# What the task requires
Extract every line that includes the string "this".

# Given records
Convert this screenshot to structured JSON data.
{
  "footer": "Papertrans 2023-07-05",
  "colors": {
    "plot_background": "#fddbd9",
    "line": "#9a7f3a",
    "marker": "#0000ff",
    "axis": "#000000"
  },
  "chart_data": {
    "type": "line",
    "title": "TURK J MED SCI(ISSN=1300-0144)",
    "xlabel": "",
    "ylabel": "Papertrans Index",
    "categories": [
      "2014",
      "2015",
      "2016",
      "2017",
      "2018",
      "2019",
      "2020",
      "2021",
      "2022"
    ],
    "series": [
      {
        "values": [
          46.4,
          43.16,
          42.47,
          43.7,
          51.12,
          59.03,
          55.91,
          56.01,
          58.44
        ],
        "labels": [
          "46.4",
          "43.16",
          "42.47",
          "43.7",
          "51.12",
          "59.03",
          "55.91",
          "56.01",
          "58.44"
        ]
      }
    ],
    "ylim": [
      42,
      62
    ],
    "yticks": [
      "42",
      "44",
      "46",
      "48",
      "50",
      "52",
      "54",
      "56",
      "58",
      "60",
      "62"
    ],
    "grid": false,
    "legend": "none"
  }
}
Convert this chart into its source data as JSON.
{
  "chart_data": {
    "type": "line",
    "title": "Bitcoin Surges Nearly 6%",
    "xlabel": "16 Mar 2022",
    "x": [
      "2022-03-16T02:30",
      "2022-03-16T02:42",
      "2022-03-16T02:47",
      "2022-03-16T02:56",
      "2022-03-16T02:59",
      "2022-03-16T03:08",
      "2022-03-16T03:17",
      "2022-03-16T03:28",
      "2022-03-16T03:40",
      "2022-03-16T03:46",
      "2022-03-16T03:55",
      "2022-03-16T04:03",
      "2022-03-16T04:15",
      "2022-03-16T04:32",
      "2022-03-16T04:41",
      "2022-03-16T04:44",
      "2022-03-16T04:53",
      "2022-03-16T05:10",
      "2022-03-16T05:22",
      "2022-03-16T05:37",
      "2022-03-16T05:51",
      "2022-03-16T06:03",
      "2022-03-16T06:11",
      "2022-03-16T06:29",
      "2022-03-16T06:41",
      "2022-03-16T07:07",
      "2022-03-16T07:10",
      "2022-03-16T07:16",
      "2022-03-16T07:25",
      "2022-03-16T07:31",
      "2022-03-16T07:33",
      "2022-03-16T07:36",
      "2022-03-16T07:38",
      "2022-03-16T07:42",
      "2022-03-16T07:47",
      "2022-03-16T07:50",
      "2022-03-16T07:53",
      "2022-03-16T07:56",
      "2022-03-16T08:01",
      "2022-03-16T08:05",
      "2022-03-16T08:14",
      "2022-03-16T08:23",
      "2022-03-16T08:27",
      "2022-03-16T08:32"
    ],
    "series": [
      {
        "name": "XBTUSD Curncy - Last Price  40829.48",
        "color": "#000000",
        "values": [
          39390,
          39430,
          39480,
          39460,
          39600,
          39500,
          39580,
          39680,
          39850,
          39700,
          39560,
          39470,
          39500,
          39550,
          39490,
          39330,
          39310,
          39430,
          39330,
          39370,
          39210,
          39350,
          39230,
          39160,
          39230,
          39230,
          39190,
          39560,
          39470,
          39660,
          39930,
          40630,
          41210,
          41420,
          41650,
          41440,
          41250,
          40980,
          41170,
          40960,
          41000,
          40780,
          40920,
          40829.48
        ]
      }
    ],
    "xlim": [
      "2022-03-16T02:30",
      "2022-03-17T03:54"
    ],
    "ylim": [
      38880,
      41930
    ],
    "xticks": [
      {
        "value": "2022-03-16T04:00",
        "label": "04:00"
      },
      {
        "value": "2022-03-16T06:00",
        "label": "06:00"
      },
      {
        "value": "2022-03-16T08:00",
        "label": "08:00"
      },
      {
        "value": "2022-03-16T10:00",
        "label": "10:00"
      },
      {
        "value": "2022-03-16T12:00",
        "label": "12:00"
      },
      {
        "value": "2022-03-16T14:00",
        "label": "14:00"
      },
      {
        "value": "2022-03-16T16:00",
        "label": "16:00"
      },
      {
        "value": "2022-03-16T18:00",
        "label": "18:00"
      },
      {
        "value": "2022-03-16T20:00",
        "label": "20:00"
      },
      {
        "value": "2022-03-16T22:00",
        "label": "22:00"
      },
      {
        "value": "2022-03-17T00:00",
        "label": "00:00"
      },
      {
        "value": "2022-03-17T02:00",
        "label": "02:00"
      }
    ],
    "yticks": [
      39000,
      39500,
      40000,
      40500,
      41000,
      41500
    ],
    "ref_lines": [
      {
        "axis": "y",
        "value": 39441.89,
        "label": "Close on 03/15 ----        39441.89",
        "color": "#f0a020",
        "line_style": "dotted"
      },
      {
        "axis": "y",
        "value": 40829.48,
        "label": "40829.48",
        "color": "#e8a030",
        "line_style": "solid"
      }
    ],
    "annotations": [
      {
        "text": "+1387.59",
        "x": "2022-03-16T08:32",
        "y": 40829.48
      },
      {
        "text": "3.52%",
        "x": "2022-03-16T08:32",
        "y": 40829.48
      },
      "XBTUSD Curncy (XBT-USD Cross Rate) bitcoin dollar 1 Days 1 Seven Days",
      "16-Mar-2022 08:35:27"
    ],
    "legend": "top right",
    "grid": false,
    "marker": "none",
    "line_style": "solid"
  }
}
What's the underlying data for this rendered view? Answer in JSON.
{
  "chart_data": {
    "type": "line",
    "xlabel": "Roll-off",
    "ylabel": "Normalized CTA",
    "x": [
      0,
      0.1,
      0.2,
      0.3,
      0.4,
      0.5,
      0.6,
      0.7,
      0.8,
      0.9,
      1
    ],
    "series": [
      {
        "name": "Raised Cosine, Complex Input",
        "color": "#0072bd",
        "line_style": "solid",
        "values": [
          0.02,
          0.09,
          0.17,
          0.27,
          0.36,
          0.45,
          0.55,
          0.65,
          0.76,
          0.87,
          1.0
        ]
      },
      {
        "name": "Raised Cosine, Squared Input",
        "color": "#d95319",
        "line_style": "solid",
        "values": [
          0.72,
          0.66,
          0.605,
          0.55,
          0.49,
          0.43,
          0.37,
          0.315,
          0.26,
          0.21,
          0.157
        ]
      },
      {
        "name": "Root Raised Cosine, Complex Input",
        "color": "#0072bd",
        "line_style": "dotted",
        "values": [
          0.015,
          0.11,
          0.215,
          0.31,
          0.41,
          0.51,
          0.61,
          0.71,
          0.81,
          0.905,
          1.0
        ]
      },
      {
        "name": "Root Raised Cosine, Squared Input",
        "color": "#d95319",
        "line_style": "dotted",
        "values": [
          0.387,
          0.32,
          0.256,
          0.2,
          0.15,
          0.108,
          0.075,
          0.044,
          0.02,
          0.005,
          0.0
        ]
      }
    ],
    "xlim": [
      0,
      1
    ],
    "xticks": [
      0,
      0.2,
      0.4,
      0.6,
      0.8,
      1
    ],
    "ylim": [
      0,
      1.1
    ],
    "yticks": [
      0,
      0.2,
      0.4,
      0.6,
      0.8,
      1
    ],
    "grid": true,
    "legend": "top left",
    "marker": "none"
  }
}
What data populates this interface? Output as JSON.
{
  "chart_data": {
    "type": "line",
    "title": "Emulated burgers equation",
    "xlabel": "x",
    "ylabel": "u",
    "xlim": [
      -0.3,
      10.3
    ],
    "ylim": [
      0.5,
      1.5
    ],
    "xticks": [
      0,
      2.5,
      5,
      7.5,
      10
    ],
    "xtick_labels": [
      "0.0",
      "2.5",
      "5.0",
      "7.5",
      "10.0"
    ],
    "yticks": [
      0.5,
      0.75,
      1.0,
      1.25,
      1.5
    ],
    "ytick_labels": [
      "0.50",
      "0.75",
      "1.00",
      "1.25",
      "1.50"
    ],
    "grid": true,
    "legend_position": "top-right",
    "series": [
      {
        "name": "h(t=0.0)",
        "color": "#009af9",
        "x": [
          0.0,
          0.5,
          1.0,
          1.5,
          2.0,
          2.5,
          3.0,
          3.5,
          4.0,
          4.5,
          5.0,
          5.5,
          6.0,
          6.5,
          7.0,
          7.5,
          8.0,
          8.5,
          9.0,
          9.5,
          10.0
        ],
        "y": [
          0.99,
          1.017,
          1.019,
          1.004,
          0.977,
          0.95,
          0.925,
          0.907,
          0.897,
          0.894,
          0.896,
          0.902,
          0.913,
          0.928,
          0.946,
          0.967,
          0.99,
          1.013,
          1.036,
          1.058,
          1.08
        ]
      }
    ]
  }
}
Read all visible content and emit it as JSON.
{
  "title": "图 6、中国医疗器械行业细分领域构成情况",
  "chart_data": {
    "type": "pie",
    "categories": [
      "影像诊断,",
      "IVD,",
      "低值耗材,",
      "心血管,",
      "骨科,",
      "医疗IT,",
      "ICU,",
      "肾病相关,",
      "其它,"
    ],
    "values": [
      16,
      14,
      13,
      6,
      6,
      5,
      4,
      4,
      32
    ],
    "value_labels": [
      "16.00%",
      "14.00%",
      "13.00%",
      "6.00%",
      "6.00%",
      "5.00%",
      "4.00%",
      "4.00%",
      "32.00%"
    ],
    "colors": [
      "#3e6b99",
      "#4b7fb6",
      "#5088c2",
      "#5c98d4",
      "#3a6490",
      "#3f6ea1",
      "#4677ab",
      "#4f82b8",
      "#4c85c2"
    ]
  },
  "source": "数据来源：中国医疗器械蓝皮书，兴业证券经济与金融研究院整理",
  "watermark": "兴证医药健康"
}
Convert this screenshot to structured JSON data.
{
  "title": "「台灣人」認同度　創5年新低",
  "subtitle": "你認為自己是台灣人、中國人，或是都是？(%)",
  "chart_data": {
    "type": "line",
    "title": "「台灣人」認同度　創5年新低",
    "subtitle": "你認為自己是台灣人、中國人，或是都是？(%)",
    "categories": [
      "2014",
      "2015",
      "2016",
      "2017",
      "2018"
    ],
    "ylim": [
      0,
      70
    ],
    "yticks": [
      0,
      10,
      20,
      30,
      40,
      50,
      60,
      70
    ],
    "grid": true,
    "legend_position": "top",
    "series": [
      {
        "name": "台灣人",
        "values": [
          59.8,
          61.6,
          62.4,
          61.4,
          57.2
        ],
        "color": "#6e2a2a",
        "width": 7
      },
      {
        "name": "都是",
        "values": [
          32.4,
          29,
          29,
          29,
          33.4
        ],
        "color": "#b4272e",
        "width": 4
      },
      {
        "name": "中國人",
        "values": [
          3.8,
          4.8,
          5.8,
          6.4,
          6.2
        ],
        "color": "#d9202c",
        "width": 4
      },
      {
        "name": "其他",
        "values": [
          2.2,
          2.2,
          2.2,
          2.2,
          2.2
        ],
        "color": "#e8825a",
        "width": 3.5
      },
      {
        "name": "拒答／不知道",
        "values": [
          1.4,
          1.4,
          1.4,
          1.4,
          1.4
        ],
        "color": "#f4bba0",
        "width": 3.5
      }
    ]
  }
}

# Exercise output
Convert this screenshot to structured JSON data.
Convert this chart into its source data as JSON.
What's the underlying data for this rendered view? Answer in JSON.
What data populates this interface? Output as JSON.
Convert this screenshot to structured JSON data.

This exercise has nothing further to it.